++++ MATERIAL PROVIDED ++++
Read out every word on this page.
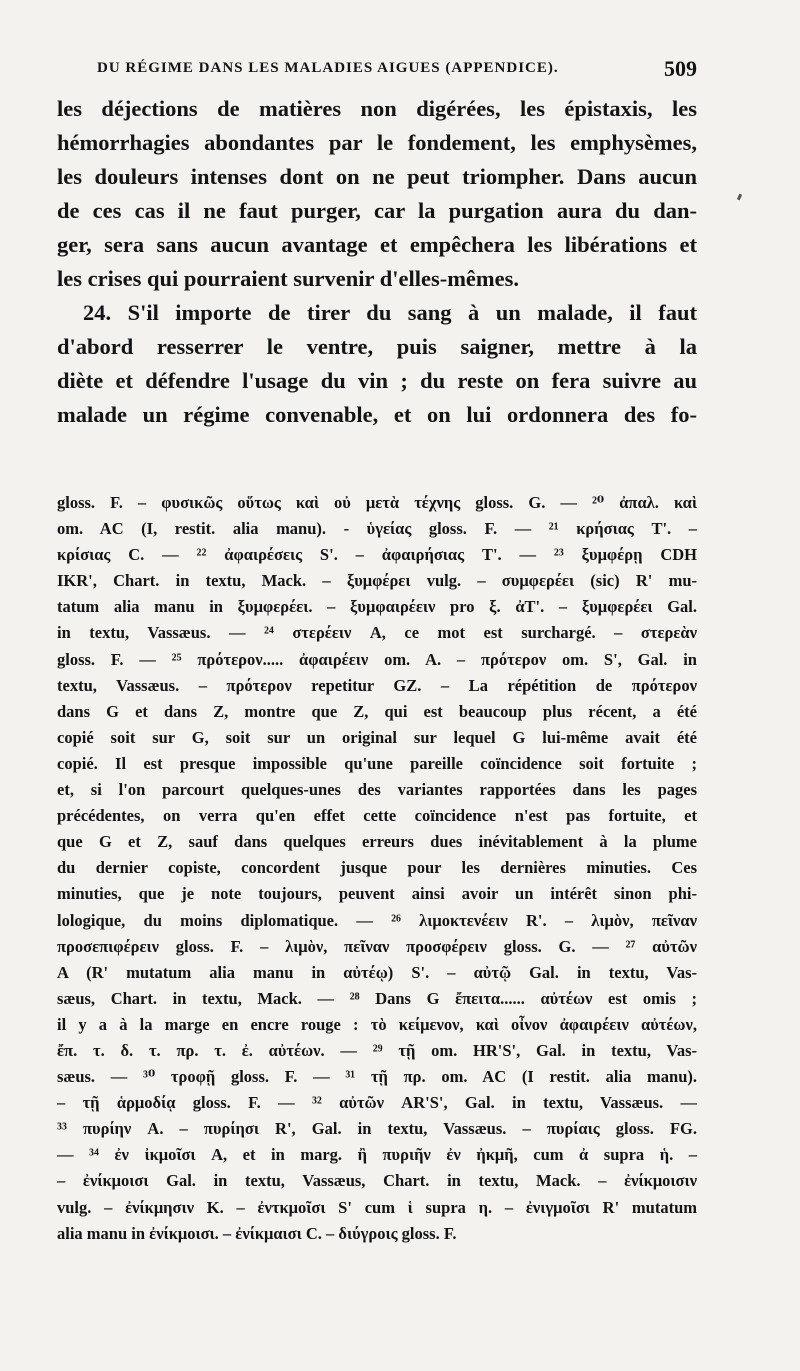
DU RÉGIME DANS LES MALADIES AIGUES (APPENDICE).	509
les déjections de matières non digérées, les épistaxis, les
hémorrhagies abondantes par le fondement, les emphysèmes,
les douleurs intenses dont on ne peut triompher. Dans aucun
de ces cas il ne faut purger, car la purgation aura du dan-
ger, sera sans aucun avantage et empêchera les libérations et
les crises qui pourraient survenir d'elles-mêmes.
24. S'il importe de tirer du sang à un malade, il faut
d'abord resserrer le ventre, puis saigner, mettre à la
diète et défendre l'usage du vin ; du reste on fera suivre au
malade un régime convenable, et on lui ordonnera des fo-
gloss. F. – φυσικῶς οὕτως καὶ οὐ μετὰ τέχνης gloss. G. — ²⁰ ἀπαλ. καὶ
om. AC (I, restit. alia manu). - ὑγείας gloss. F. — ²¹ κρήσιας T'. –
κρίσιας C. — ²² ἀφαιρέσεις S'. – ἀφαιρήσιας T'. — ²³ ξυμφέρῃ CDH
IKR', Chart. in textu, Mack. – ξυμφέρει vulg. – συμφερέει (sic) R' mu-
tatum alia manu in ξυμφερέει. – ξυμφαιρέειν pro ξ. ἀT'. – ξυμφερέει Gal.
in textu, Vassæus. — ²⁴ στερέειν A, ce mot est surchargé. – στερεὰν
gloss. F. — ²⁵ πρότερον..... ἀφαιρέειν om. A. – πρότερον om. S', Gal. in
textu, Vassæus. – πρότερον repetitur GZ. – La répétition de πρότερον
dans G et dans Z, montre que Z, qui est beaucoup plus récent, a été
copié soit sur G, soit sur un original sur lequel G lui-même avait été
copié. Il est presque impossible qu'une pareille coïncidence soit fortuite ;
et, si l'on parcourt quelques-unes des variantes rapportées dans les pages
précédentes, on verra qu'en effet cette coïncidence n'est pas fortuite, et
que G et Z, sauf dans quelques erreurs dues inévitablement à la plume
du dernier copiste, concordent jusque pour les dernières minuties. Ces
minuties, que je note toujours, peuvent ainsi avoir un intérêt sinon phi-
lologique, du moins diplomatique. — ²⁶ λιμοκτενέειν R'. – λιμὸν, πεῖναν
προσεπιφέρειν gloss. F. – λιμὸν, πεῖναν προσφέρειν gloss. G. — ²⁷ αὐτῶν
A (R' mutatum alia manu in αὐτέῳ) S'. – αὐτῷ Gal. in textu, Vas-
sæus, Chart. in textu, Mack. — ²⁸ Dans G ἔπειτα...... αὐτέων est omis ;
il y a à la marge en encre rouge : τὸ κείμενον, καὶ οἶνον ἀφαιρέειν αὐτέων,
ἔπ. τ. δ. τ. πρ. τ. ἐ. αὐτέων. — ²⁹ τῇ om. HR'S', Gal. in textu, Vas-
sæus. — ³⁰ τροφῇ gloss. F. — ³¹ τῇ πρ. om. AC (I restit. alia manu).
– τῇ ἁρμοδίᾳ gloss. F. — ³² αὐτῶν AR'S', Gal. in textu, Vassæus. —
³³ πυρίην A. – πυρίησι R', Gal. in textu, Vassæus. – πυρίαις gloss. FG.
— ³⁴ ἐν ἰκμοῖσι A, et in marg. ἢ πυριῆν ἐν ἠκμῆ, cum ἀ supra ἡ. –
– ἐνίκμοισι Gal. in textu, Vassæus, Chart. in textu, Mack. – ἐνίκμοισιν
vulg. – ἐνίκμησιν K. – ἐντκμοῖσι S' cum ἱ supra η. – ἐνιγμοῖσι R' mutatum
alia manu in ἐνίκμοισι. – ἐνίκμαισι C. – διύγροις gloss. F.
++++
Say how many lines include the word "coïncidence"; reply with the number alone.

-- SOLVED EXERCISE --
2